• **What you should do**:
Go through the data below. List every line that holds the word "content".

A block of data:
begin

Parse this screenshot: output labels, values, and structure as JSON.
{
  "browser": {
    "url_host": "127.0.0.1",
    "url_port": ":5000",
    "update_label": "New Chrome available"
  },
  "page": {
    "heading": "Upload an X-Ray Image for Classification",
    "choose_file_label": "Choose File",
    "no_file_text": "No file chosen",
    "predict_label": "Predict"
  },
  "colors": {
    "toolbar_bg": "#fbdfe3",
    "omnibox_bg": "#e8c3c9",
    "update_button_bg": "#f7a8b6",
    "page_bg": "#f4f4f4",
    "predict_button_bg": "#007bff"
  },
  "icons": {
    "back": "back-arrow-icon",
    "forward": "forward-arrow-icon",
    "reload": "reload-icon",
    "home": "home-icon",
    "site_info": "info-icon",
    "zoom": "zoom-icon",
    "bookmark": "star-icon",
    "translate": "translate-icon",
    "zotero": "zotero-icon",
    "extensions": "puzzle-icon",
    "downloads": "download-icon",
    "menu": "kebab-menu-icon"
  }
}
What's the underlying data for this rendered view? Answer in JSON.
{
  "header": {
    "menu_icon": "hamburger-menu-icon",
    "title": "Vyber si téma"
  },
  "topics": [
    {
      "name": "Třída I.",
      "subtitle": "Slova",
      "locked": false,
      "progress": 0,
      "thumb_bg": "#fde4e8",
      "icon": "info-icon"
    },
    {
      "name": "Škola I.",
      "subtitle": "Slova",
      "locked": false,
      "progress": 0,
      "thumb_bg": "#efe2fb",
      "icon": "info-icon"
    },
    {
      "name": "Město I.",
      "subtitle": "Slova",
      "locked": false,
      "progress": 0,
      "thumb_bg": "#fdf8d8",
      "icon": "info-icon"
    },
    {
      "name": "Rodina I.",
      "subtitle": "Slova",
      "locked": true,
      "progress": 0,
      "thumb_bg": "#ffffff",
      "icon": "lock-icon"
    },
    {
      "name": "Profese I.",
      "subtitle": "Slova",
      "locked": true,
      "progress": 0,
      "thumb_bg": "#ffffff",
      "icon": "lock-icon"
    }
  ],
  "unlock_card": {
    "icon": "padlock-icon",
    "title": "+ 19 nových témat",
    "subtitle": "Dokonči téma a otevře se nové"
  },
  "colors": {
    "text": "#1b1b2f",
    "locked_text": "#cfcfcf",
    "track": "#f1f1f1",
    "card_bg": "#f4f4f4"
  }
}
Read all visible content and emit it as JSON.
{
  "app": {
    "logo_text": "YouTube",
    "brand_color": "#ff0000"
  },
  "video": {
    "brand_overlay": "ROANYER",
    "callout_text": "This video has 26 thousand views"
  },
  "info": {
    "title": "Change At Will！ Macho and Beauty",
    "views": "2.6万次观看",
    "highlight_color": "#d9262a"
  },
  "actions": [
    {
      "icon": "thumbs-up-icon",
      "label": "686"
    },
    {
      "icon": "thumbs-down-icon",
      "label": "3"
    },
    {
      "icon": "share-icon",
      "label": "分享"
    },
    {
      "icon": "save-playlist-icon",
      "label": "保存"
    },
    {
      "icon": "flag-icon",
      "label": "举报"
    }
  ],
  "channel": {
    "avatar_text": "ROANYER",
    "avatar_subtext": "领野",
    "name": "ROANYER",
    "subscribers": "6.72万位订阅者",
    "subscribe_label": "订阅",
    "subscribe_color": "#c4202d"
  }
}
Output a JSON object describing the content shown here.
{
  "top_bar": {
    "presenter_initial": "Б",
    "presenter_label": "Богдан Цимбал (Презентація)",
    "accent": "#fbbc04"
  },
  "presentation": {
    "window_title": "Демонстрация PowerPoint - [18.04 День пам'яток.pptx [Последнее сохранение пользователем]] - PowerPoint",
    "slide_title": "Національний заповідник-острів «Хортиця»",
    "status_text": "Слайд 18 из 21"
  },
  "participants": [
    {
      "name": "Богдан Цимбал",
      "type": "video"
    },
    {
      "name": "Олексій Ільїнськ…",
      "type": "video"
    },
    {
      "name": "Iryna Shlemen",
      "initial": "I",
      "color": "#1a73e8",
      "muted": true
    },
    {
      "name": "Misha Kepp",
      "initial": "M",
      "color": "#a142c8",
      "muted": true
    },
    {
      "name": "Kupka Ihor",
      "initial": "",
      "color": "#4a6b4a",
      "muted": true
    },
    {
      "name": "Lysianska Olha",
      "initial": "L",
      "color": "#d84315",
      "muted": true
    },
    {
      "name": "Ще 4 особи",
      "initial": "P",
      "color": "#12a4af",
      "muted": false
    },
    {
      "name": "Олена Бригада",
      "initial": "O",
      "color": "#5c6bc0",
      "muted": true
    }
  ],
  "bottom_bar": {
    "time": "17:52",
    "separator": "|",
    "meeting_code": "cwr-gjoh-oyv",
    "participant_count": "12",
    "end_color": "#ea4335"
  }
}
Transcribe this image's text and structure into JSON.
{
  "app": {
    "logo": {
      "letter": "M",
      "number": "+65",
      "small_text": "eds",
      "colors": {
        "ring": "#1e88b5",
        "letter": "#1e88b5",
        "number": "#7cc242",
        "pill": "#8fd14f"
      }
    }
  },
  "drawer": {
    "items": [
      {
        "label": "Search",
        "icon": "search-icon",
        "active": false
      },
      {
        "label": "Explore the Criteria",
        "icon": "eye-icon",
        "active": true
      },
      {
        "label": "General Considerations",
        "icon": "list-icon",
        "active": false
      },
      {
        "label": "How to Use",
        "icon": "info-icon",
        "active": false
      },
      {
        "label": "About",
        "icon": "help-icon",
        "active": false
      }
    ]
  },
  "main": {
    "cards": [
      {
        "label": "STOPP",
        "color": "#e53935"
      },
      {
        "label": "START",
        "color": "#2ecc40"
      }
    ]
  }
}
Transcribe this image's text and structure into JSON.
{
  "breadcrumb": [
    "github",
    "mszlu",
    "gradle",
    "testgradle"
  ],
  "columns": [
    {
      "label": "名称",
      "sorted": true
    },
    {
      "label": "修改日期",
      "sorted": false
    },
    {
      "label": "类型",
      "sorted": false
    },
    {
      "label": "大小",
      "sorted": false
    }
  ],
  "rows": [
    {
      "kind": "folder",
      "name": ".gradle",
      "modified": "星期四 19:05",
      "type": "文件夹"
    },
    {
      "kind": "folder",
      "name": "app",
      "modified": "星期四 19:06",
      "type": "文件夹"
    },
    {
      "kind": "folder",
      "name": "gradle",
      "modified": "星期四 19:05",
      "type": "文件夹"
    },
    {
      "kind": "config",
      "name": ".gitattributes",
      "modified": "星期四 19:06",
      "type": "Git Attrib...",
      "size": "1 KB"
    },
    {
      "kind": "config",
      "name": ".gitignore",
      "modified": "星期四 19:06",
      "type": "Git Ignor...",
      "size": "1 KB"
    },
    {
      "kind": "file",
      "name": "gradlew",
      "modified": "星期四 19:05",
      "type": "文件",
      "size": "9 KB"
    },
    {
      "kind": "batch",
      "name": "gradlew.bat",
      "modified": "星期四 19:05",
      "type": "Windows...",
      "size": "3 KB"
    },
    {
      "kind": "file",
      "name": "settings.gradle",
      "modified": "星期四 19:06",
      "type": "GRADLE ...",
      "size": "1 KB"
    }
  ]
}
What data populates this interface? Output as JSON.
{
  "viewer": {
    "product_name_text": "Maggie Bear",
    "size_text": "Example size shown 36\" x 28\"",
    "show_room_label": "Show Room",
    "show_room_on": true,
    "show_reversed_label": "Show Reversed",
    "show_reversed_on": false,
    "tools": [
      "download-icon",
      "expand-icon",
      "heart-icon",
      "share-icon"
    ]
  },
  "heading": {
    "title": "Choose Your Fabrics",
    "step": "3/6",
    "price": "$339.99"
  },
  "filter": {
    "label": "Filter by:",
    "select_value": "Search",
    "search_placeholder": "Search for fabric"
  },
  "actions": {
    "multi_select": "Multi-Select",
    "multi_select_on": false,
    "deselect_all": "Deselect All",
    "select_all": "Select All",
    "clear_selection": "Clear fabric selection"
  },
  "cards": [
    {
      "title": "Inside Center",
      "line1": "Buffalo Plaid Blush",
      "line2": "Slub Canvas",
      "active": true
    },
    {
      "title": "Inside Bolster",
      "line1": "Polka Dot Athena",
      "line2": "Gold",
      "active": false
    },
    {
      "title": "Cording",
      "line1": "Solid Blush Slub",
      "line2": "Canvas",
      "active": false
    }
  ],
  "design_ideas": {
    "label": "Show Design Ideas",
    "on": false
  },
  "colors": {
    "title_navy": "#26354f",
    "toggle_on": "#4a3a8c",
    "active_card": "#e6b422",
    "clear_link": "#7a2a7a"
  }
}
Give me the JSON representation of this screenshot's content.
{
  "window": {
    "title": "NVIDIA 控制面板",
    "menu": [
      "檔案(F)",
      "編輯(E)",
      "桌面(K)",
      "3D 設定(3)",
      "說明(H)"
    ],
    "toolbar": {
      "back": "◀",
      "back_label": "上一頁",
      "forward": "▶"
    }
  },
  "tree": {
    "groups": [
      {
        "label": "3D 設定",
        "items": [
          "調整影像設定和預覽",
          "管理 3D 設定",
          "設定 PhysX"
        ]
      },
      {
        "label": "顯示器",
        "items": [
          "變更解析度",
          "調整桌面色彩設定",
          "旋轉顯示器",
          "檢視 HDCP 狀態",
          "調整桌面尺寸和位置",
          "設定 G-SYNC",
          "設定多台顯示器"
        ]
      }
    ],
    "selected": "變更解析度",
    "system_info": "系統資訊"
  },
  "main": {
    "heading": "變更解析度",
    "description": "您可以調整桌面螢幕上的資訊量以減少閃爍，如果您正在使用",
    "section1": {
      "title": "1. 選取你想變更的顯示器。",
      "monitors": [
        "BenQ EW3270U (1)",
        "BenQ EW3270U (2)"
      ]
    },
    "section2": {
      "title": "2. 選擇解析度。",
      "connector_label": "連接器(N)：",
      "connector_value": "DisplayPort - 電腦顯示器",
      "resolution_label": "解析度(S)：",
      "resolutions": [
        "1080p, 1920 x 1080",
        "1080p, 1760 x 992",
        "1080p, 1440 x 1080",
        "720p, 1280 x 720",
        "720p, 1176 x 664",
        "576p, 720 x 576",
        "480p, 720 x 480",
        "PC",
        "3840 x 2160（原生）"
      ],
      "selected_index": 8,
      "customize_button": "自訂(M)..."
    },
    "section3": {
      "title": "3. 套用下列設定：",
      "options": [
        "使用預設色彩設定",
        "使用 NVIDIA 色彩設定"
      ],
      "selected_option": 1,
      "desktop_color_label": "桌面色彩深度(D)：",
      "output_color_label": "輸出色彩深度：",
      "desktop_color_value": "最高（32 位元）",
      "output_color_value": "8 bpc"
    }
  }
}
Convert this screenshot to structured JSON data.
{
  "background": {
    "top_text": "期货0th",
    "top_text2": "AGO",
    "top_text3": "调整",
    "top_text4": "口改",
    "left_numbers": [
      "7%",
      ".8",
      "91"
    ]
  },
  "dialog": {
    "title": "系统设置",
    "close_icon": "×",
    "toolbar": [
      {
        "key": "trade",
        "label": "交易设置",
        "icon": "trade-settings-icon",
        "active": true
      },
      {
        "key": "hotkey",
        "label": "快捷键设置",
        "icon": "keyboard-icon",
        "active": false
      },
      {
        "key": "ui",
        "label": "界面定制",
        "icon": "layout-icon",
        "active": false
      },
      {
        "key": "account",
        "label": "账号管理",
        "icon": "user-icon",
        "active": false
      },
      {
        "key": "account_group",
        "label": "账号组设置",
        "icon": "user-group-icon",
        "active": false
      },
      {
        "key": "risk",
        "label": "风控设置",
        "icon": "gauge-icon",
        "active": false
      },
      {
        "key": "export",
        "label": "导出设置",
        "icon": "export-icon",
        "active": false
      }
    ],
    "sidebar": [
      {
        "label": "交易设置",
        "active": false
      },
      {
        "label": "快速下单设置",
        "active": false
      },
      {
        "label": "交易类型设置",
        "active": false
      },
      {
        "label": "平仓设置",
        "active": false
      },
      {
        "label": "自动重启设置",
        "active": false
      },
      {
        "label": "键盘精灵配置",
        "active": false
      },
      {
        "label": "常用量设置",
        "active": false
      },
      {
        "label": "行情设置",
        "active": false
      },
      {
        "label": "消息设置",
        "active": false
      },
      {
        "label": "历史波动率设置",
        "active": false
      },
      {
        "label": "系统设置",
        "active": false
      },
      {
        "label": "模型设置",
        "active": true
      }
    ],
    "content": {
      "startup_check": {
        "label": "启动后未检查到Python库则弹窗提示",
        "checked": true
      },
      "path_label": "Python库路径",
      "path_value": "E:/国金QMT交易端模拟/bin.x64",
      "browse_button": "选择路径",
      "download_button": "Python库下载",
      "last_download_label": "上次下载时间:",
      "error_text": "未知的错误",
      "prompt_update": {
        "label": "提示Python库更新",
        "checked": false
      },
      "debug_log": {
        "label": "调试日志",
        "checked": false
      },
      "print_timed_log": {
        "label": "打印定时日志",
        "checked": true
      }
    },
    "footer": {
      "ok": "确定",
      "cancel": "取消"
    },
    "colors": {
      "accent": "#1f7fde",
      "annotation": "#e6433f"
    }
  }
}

end

• **Result of the task**:
Read all visible content and emit it as JSON.
Output a JSON object describing the content shown here.
Give me the JSON representation of this screenshot's content.
    "content": {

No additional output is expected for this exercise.